[Data for this task start]

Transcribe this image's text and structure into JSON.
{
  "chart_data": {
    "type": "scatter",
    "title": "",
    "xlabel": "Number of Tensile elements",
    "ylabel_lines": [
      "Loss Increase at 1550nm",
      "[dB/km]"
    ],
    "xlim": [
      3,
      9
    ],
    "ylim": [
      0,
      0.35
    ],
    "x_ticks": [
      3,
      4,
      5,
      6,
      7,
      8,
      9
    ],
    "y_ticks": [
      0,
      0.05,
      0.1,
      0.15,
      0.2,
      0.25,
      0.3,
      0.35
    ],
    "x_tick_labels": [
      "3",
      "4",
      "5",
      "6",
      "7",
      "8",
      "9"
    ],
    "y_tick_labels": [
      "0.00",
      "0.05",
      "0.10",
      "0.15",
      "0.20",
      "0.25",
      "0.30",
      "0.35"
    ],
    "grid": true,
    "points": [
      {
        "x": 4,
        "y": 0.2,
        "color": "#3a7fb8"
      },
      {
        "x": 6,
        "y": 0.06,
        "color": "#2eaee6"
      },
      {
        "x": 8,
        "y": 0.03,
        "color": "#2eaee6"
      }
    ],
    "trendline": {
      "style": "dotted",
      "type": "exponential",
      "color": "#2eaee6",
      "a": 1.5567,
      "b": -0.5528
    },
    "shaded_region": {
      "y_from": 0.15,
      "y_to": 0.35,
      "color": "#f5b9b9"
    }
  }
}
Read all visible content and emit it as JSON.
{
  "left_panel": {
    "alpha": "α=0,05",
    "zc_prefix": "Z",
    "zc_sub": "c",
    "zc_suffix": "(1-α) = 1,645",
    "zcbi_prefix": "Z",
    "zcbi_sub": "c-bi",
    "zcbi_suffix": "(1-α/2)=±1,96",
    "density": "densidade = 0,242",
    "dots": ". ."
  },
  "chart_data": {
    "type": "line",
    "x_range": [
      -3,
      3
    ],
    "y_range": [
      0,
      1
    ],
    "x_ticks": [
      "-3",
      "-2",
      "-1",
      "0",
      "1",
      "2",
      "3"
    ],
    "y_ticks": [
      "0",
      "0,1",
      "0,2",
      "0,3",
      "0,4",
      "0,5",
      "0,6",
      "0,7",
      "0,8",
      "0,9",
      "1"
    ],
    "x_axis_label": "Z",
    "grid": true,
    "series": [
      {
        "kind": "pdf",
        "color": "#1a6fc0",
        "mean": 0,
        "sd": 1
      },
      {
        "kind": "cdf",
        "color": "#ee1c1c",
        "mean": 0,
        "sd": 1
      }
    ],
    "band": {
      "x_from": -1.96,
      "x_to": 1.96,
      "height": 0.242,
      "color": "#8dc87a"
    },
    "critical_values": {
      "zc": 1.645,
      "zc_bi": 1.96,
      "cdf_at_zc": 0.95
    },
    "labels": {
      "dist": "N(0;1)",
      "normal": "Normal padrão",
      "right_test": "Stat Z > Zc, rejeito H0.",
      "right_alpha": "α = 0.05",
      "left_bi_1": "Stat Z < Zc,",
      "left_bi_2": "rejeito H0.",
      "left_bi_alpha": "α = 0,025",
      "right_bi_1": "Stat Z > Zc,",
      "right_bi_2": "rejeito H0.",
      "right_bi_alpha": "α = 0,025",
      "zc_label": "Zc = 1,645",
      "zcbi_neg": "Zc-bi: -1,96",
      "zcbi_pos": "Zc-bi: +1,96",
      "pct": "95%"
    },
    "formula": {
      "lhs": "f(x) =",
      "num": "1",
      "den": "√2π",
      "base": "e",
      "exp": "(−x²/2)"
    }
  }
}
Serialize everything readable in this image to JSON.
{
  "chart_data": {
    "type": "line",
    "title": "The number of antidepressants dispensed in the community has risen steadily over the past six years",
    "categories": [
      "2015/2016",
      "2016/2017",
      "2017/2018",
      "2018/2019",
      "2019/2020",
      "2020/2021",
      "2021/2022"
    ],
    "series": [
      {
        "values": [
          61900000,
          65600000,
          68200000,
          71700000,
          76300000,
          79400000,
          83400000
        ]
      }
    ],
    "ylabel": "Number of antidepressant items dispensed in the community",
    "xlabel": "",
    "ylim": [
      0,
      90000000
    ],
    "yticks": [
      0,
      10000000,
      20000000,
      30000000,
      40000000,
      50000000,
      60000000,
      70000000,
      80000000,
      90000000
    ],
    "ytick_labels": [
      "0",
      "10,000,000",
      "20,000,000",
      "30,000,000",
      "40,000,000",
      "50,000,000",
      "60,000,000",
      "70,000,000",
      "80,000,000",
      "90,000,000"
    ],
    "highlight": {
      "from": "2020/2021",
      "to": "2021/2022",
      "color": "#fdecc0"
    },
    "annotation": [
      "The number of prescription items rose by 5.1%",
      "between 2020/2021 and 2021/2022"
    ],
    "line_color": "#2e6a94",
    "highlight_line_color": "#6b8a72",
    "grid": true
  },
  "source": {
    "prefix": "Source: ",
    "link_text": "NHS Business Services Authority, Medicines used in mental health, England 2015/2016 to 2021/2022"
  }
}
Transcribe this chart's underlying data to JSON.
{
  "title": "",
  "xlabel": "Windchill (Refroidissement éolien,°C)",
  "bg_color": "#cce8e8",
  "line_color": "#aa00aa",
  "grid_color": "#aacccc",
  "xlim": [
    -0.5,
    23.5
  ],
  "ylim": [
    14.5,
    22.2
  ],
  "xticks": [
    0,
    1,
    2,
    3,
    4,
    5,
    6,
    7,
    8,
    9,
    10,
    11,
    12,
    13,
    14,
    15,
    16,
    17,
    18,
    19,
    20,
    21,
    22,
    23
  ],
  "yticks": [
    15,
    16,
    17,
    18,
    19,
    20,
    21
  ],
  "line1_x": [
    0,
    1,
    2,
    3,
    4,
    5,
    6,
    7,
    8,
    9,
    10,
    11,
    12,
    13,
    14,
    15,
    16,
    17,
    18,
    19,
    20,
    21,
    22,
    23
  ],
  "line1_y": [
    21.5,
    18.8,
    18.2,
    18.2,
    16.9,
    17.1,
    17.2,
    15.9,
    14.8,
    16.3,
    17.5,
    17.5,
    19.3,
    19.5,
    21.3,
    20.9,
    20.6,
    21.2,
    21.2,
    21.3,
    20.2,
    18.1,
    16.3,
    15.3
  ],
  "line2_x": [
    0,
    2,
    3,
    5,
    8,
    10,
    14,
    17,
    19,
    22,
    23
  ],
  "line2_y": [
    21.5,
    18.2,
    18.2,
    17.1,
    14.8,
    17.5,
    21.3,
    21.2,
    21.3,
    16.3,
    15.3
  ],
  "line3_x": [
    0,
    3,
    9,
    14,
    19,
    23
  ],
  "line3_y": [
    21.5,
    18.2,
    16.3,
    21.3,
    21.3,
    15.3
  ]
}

[Data for this task end]

Requirements: Using the records above, pull out each line where the word "Stat" occurs.

The response:
      "right_test": "Stat Z > Zc, rejeito H0.",
      "left_bi_1": "Stat Z < Zc,",
      "right_bi_1": "Stat Z > Zc,",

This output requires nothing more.